## Stated exercise:
Omit all images, then return the remaining material exactly as it stands.

## begin Records shown

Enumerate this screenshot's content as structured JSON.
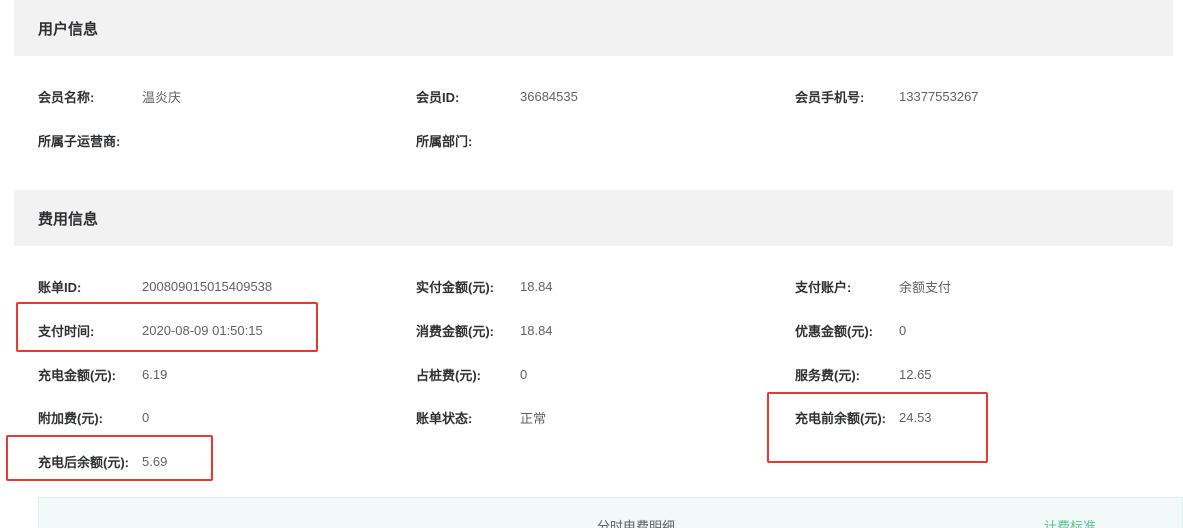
{
  "user_info": {
    "title": "用户信息",
    "fields": {
      "member_name": {
        "label": "会员名称:",
        "value": "温炎庆"
      },
      "member_id": {
        "label": "会员ID:",
        "value": "36684535"
      },
      "member_phone": {
        "label": "会员手机号:",
        "value": "13377553267"
      },
      "sub_operator": {
        "label": "所属子运营商:",
        "value": ""
      },
      "department": {
        "label": "所属部门:",
        "value": ""
      }
    }
  },
  "fee_info": {
    "title": "费用信息",
    "fields": {
      "bill_id": {
        "label": "账单ID:",
        "value": "200809015015409538"
      },
      "paid_amount": {
        "label": "实付金额(元):",
        "value": "18.84"
      },
      "pay_account": {
        "label": "支付账户:",
        "value": "余额支付"
      },
      "pay_time": {
        "label": "支付时间:",
        "value": "2020-08-09 01:50:15"
      },
      "consume_amount": {
        "label": "消费金额(元):",
        "value": "18.84"
      },
      "discount_amount": {
        "label": "优惠金额(元):",
        "value": "0"
      },
      "charge_amount": {
        "label": "充电金额(元):",
        "value": "6.19"
      },
      "occupy_fee": {
        "label": "占桩费(元):",
        "value": "0"
      },
      "service_fee": {
        "label": "服务费(元):",
        "value": "12.65"
      },
      "extra_fee": {
        "label": "附加费(元):",
        "value": "0"
      },
      "bill_status": {
        "label": "账单状态:",
        "value": "正常"
      },
      "balance_before": {
        "label": "充电前余额(元):",
        "value": "24.53"
      },
      "balance_after": {
        "label": "充电后余额(元):",
        "value": "5.69"
      }
    }
  },
  "detail": {
    "title": "分时电费明细",
    "link": "计费标准"
  },
  "colors": {
    "highlight": "#e53935",
    "link": "#5cc38f",
    "header_bg": "#f2f2f2"
  }
}
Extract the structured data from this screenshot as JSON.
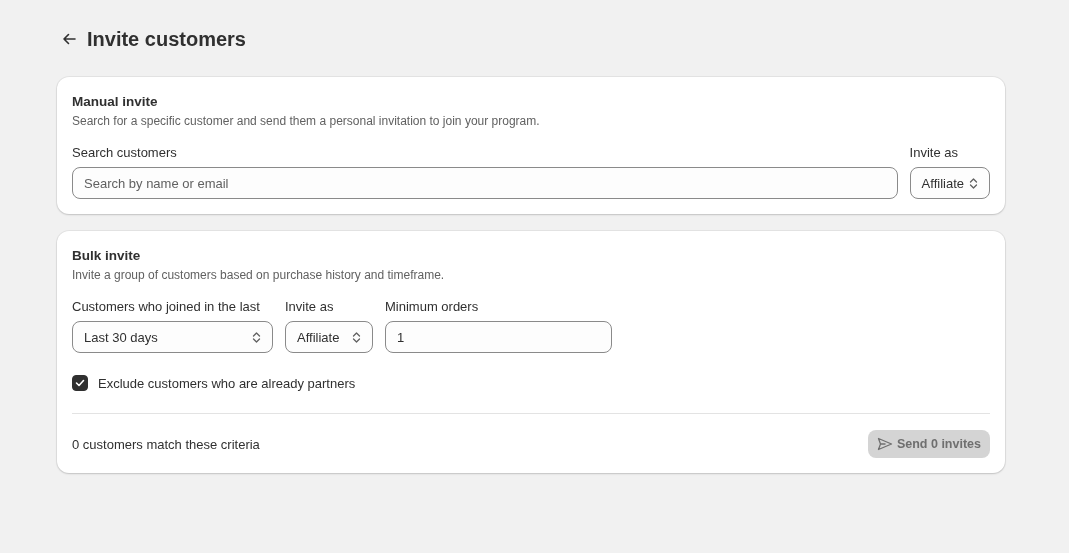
{
  "page": {
    "title": "Invite customers"
  },
  "manual_invite": {
    "title": "Manual invite",
    "description": "Search for a specific customer and send them a personal invitation to join your program.",
    "search": {
      "label": "Search customers",
      "placeholder": "Search by name or email"
    },
    "invite_as": {
      "label": "Invite as",
      "value": "Affiliate"
    }
  },
  "bulk_invite": {
    "title": "Bulk invite",
    "description": "Invite a group of customers based on purchase history and timeframe.",
    "fields": [
      {
        "kind": "select",
        "label": "Customers who joined in the last",
        "value": "Last 30 days"
      },
      {
        "kind": "select",
        "label": "Invite as",
        "value": "Affiliate"
      },
      {
        "kind": "input",
        "label": "Minimum orders",
        "value": "1"
      }
    ],
    "exclude": {
      "label": "Exclude customers who are already partners",
      "checked": true
    },
    "match_text": "0 customers match these criteria",
    "send_button": {
      "label": "Send 0 invites",
      "disabled": true
    }
  }
}
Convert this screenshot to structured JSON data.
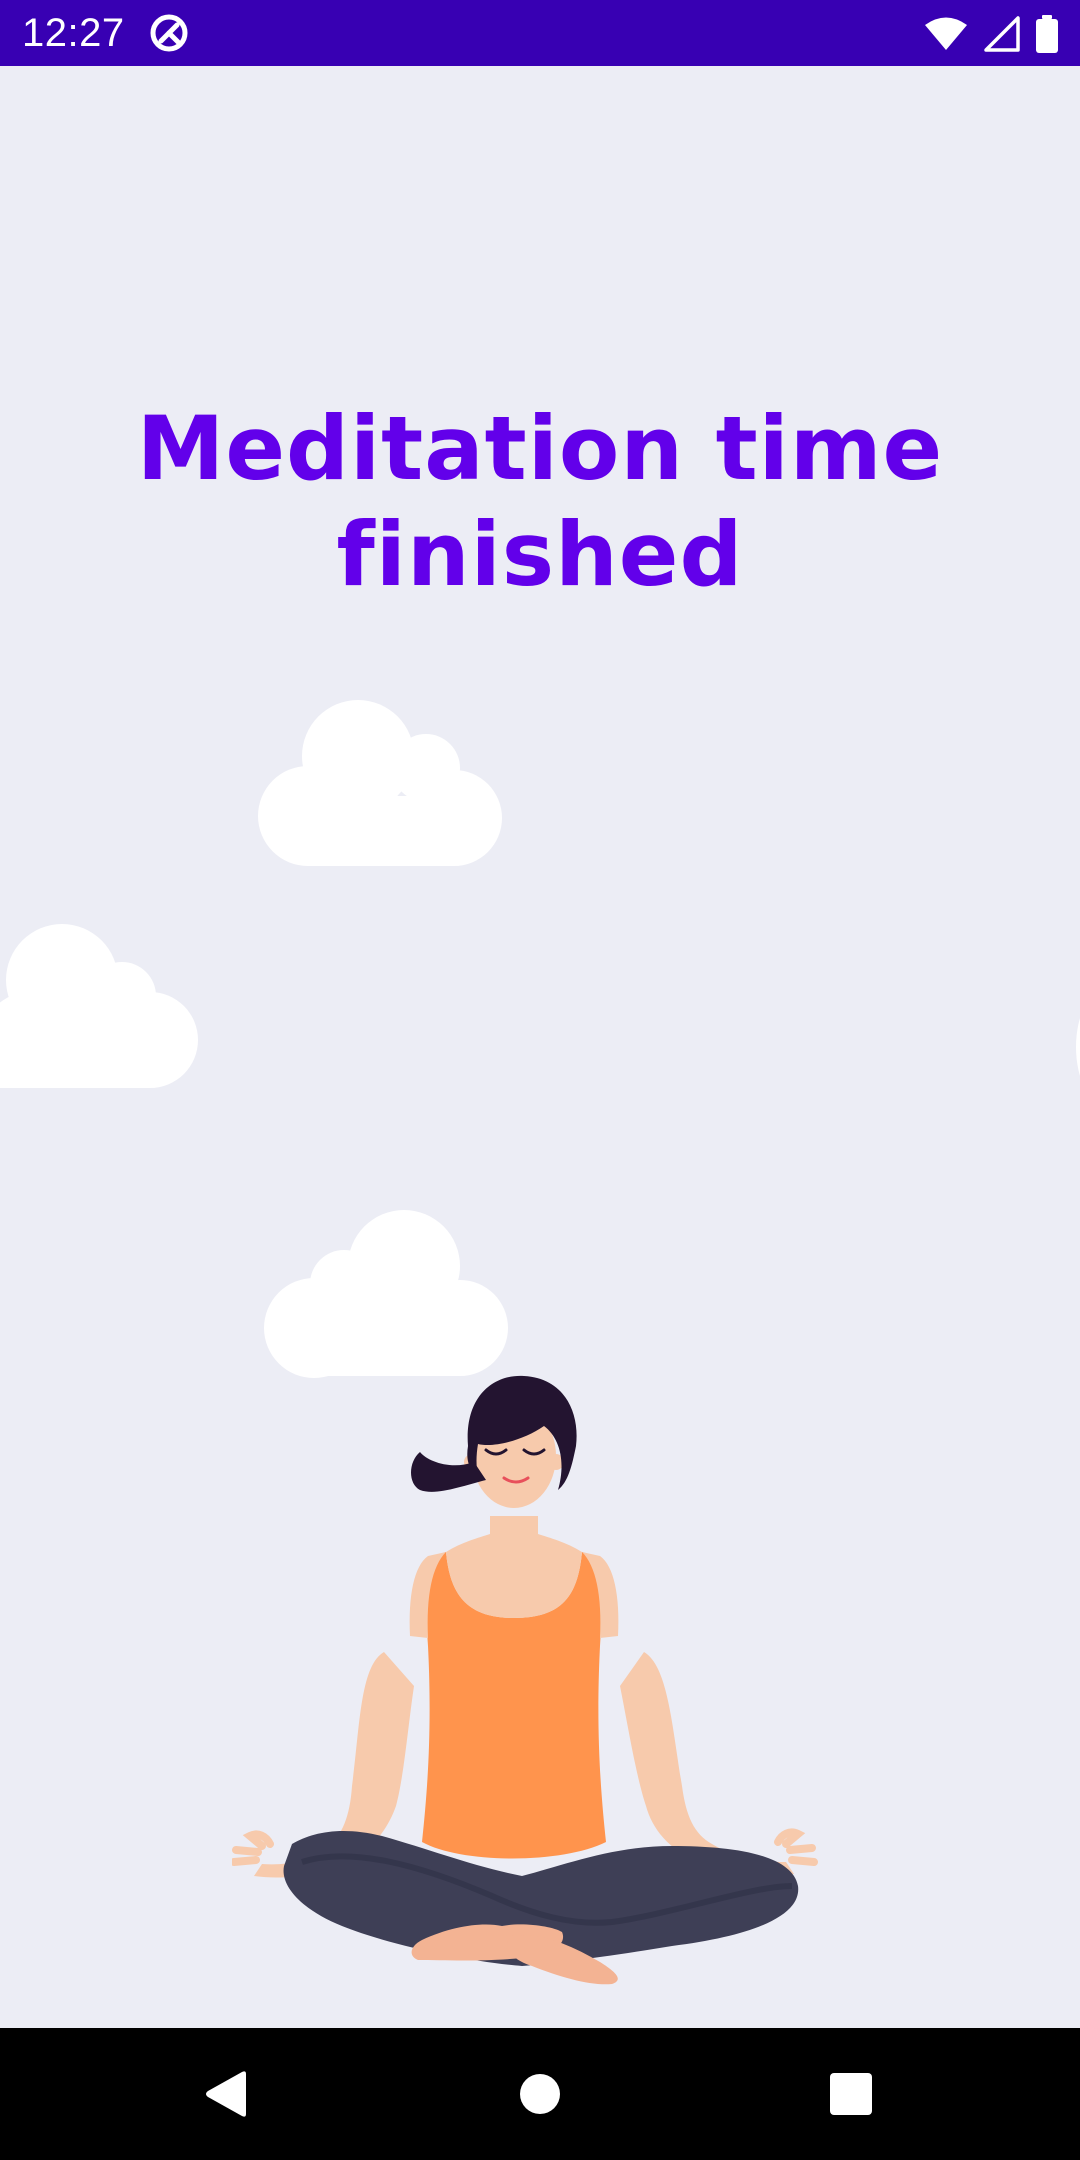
{
  "status_bar": {
    "time": "12:27",
    "app_icon": "at-sign-icon",
    "wifi_icon": "wifi-icon",
    "signal_icon": "cellular-signal-icon",
    "battery_icon": "battery-icon",
    "background_color": "#3800B3"
  },
  "main": {
    "title_line1": "Meditation time",
    "title_line2": "finished",
    "title_color": "#6200EA",
    "background_color": "#ECEDF5",
    "illustration": "meditating-woman-illustration",
    "clouds": [
      "cloud-icon",
      "cloud-icon",
      "cloud-icon",
      "cloud-icon"
    ]
  },
  "nav_bar": {
    "back_icon": "back-icon",
    "home_icon": "home-icon",
    "recents_icon": "recents-icon"
  }
}
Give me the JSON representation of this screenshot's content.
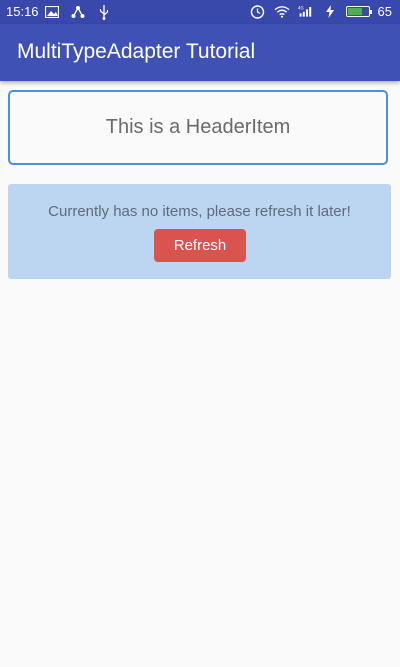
{
  "status_bar": {
    "time": "15:16",
    "battery_level": "65",
    "icons": [
      "image-icon",
      "share-icon",
      "usb-icon",
      "alarm-icon",
      "wifi-icon",
      "4g-signal-icon",
      "charging-icon",
      "battery-icon"
    ]
  },
  "app_bar": {
    "title": "MultiTypeAdapter Tutorial",
    "color": "#3f51b5"
  },
  "header_item": {
    "text": "This is a HeaderItem",
    "border_color": "#4a90e2"
  },
  "empty_state": {
    "message": "Currently has no items, please refresh it later!",
    "refresh_label": "Refresh",
    "background": "#bcd6f2",
    "button_color": "#d9534f"
  }
}
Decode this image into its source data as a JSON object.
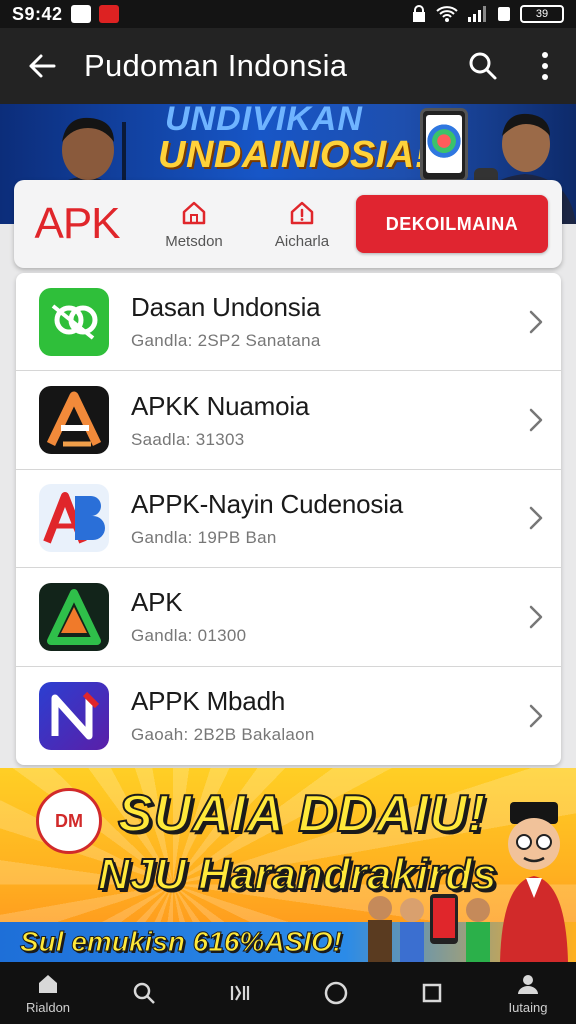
{
  "status_bar": {
    "time": "S9:42",
    "battery": "39"
  },
  "app_bar": {
    "title": "Pudoman Indonsia"
  },
  "top_banner": {
    "line1": "UNDIVIKAN",
    "line2": "UNDAINIOSIA!"
  },
  "tabs": {
    "logo": "APK",
    "items": [
      {
        "label": "Metsdon",
        "icon": "home-icon"
      },
      {
        "label": "Aicharla",
        "icon": "alert-home-icon"
      }
    ],
    "download_label": "DEKOILMAINA"
  },
  "apps": [
    {
      "title": "Dasan Undonsia",
      "subtitle": "Gandla: 2SP2 Sanatana",
      "icon": "green-link-icon"
    },
    {
      "title": "APKK Nuamoia",
      "subtitle": "Saadla: 31303",
      "icon": "orange-a-icon"
    },
    {
      "title": "APPK-Nayin Cudenosia",
      "subtitle": "Gandla: 19PB Ban",
      "icon": "blue-ab-icon"
    },
    {
      "title": "APK",
      "subtitle": "Gandla: 01300",
      "icon": "green-a-icon"
    },
    {
      "title": "APPK Mbadh",
      "subtitle": "Gaoah: 2B2B Bakalaon",
      "icon": "purple-n-icon"
    }
  ],
  "bottom_banner": {
    "logo": "DM",
    "line1": "SUAIA DDAIU!",
    "line2": "NJU Harandrakirds",
    "line3": "Sul emukisn 616%ASIO!"
  },
  "nav": [
    {
      "label": "Rialdon",
      "icon": "home-icon"
    },
    {
      "label": "",
      "icon": "search-icon"
    },
    {
      "label": "",
      "icon": "recent-apps-icon"
    },
    {
      "label": "",
      "icon": "circle-home-icon"
    },
    {
      "label": "",
      "icon": "square-icon"
    },
    {
      "label": "Iutaing",
      "icon": "person-icon"
    }
  ],
  "colors": {
    "accent_red": "#e02530",
    "app_bar": "#232323",
    "banner_blue": "#1756c7",
    "banner_yellow": "#ffcf25"
  }
}
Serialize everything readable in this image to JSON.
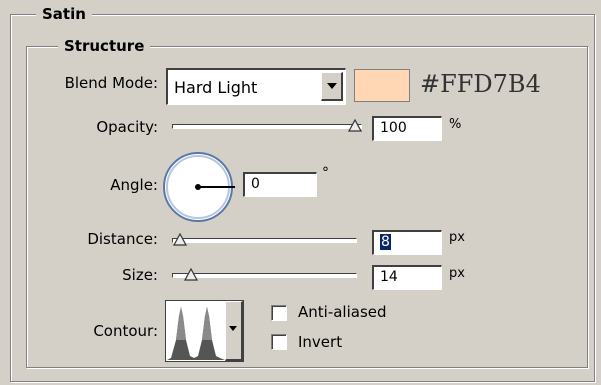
{
  "satin": {
    "title": "Satin"
  },
  "structure": {
    "title": "Structure"
  },
  "blend_mode": {
    "label": "Blend Mode:",
    "value": "Hard Light",
    "color": "#FFD7B4",
    "color_text": "#FFD7B4"
  },
  "opacity": {
    "label": "Opacity:",
    "value": "100",
    "unit": "%",
    "level": 1.0
  },
  "angle": {
    "label": "Angle:",
    "value": "0",
    "unit": "°"
  },
  "distance": {
    "label": "Distance:",
    "value": "8",
    "unit": "px",
    "level": 0.04
  },
  "size": {
    "label": "Size:",
    "value": "14",
    "unit": "px",
    "level": 0.07
  },
  "contour": {
    "label": "Contour:"
  },
  "anti_aliased": {
    "label": "Anti-aliased",
    "checked": false
  },
  "invert": {
    "label": "Invert",
    "checked": false
  }
}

## end Records shown

## Task response:
Enumerate this screenshot's content as structured JSON.
{
  "user_info": {
    "title": "用户信息",
    "fields": {
      "member_name": {
        "label": "会员名称:",
        "value": "温炎庆"
      },
      "member_id": {
        "label": "会员ID:",
        "value": "36684535"
      },
      "member_phone": {
        "label": "会员手机号:",
        "value": "13377553267"
      },
      "sub_operator": {
        "label": "所属子运营商:",
        "value": ""
      },
      "department": {
        "label": "所属部门:",
        "value": ""
      }
    }
  },
  "fee_info": {
    "title": "费用信息",
    "fields": {
      "bill_id": {
        "label": "账单ID:",
        "value": "200809015015409538"
      },
      "paid_amount": {
        "label": "实付金额(元):",
        "value": "18.84"
      },
      "pay_account": {
        "label": "支付账户:",
        "value": "余额支付"
      },
      "pay_time": {
        "label": "支付时间:",
        "value": "2020-08-09 01:50:15"
      },
      "consume_amount": {
        "label": "消费金额(元):",
        "value": "18.84"
      },
      "discount_amount": {
        "label": "优惠金额(元):",
        "value": "0"
      },
      "charge_amount": {
        "label": "充电金额(元):",
        "value": "6.19"
      },
      "occupy_fee": {
        "label": "占桩费(元):",
        "value": "0"
      },
      "service_fee": {
        "label": "服务费(元):",
        "value": "12.65"
      },
      "extra_fee": {
        "label": "附加费(元):",
        "value": "0"
      },
      "bill_status": {
        "label": "账单状态:",
        "value": "正常"
      },
      "balance_before": {
        "label": "充电前余额(元):",
        "value": "24.53"
      },
      "balance_after": {
        "label": "充电后余额(元):",
        "value": "5.69"
      }
    }
  },
  "detail": {
    "title": "分时电费明细",
    "link": "计费标准"
  },
  "colors": {
    "highlight": "#e53935",
    "link": "#5cc38f",
    "header_bg": "#f2f2f2"
  }
}
Extract the structured data from this screenshot as JSON.
{
  "page": {
    "title": "Invite customers"
  },
  "manual_invite": {
    "title": "Manual invite",
    "description": "Search for a specific customer and send them a personal invitation to join your program.",
    "search": {
      "label": "Search customers",
      "placeholder": "Search by name or email"
    },
    "invite_as": {
      "label": "Invite as",
      "value": "Affiliate"
    }
  },
  "bulk_invite": {
    "title": "Bulk invite",
    "description": "Invite a group of customers based on purchase history and timeframe.",
    "fields": [
      {
        "kind": "select",
        "label": "Customers who joined in the last",
        "value": "Last 30 days"
      },
      {
        "kind": "select",
        "label": "Invite as",
        "value": "Affiliate"
      },
      {
        "kind": "input",
        "label": "Minimum orders",
        "value": "1"
      }
    ],
    "exclude": {
      "label": "Exclude customers who are already partners",
      "checked": true
    },
    "match_text": "0 customers match these criteria",
    "send_button": {
      "label": "Send 0 invites",
      "disabled": true
    }
  }
}
Convert this screenshot to structured JSON data.
{
  "status_bar": {
    "time": "12:27",
    "app_icon": "at-sign-icon",
    "wifi_icon": "wifi-icon",
    "signal_icon": "cellular-signal-icon",
    "battery_icon": "battery-icon",
    "background_color": "#3800B3"
  },
  "main": {
    "title_line1": "Meditation time",
    "title_line2": "finished",
    "title_color": "#6200EA",
    "background_color": "#ECEDF5",
    "illustration": "meditating-woman-illustration",
    "clouds": [
      "cloud-icon",
      "cloud-icon",
      "cloud-icon",
      "cloud-icon"
    ]
  },
  "nav_bar": {
    "back_icon": "back-icon",
    "home_icon": "home-icon",
    "recents_icon": "recents-icon"
  }
}
Give me the JSON representation of this screenshot's content.
{
  "status_bar": {
    "time": "15:16",
    "battery_level": "65",
    "icons": [
      "image-icon",
      "share-icon",
      "usb-icon",
      "alarm-icon",
      "wifi-icon",
      "4g-signal-icon",
      "charging-icon",
      "battery-icon"
    ]
  },
  "app_bar": {
    "title": "MultiTypeAdapter Tutorial",
    "color": "#3f51b5"
  },
  "header_item": {
    "text": "This is a HeaderItem",
    "border_color": "#4a90e2"
  },
  "empty_state": {
    "message": "Currently has no items, please refresh it later!",
    "refresh_label": "Refresh",
    "background": "#bcd6f2",
    "button_color": "#d9534f"
  }
}
Decode this image into its source data as a JSON object.
{
  "status_bar": {
    "time": "S9:42",
    "battery": "39"
  },
  "app_bar": {
    "title": "Pudoman Indonsia"
  },
  "top_banner": {
    "line1": "UNDIVIKAN",
    "line2": "UNDAINIOSIA!"
  },
  "tabs": {
    "logo": "APK",
    "items": [
      {
        "label": "Metsdon",
        "icon": "home-icon"
      },
      {
        "label": "Aicharla",
        "icon": "alert-home-icon"
      }
    ],
    "download_label": "DEKOILMAINA"
  },
  "apps": [
    {
      "title": "Dasan Undonsia",
      "subtitle": "Gandla: 2SP2 Sanatana",
      "icon": "green-link-icon"
    },
    {
      "title": "APKK Nuamoia",
      "subtitle": "Saadla: 31303",
      "icon": "orange-a-icon"
    },
    {
      "title": "APPK-Nayin Cudenosia",
      "subtitle": "Gandla: 19PB Ban",
      "icon": "blue-ab-icon"
    },
    {
      "title": "APK",
      "subtitle": "Gandla: 01300",
      "icon": "green-a-icon"
    },
    {
      "title": "APPK Mbadh",
      "subtitle": "Gaoah: 2B2B Bakalaon",
      "icon": "purple-n-icon"
    }
  ],
  "bottom_banner": {
    "logo": "DM",
    "line1": "SUAIA DDAIU!",
    "line2": "NJU Harandrakirds",
    "line3": "Sul emukisn 616%ASIO!"
  },
  "nav": [
    {
      "label": "Rialdon",
      "icon": "home-icon"
    },
    {
      "label": "",
      "icon": "search-icon"
    },
    {
      "label": "",
      "icon": "recent-apps-icon"
    },
    {
      "label": "",
      "icon": "circle-home-icon"
    },
    {
      "label": "",
      "icon": "square-icon"
    },
    {
      "label": "Iutaing",
      "icon": "person-icon"
    }
  ],
  "colors": {
    "accent_red": "#e02530",
    "app_bar": "#232323",
    "banner_blue": "#1756c7",
    "banner_yellow": "#ffcf25"
  }
}
Serialize everything readable in this image to JSON.
{
  "satin": {
    "title": "Satin"
  },
  "structure": {
    "title": "Structure"
  },
  "blend_mode": {
    "label": "Blend Mode:",
    "value": "Hard Light",
    "color": "#FFD7B4",
    "color_text": "#FFD7B4"
  },
  "opacity": {
    "label": "Opacity:",
    "value": "100",
    "unit": "%",
    "level": 1.0
  },
  "angle": {
    "label": "Angle:",
    "value": "0",
    "unit": "°"
  },
  "distance": {
    "label": "Distance:",
    "value": "8",
    "unit": "px",
    "level": 0.04
  },
  "size": {
    "label": "Size:",
    "value": "14",
    "unit": "px",
    "level": 0.07
  },
  "contour": {
    "label": "Contour:"
  },
  "anti_aliased": {
    "label": "Anti-aliased",
    "checked": false
  },
  "invert": {
    "label": "Invert",
    "checked": false
  }
}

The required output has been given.